----- DATA RECORDS
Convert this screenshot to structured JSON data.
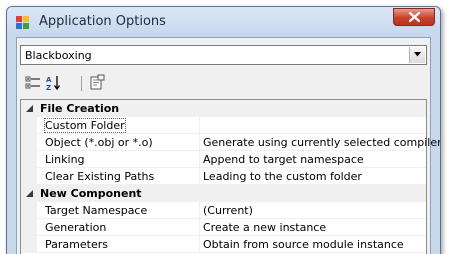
{
  "window": {
    "title": "Application Options",
    "icon": "app-window-icon",
    "close_icon": "close-icon"
  },
  "combo": {
    "selected": "Blackboxing"
  },
  "toolbar": {
    "buttons": [
      {
        "name": "categorized-button",
        "icon": "categorized-icon"
      },
      {
        "name": "alphabetical-button",
        "icon": "sort-az-icon"
      },
      {
        "name": "property-pages-button",
        "icon": "property-pages-icon"
      }
    ]
  },
  "categories": [
    {
      "label": "File Creation",
      "properties": [
        {
          "name": "Custom Folder",
          "value": ""
        },
        {
          "name": "Object (*.obj or *.o)",
          "value": "Generate using currently selected compiler"
        },
        {
          "name": "Linking",
          "value": "Append to target namespace"
        },
        {
          "name": "Clear Existing Paths",
          "value": "Leading to the custom folder"
        }
      ]
    },
    {
      "label": "New Component",
      "properties": [
        {
          "name": "Target Namespace",
          "value": "(Current)"
        },
        {
          "name": "Generation",
          "value": "Create a new instance"
        },
        {
          "name": "Parameters",
          "value": "Obtain from source module instance"
        }
      ]
    }
  ],
  "colors": {
    "title_bar": "#c5d7ed",
    "close_button": "#c9412c",
    "grid_gutter": "#f0f0f0"
  }
}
----------
WHAT YOU SHOULD DO:
Return every line above that contains the word "pages".

OUTPUT OF THE EXERCISE:
        "name": "property-pages-button",
        "icon": "property-pages-icon"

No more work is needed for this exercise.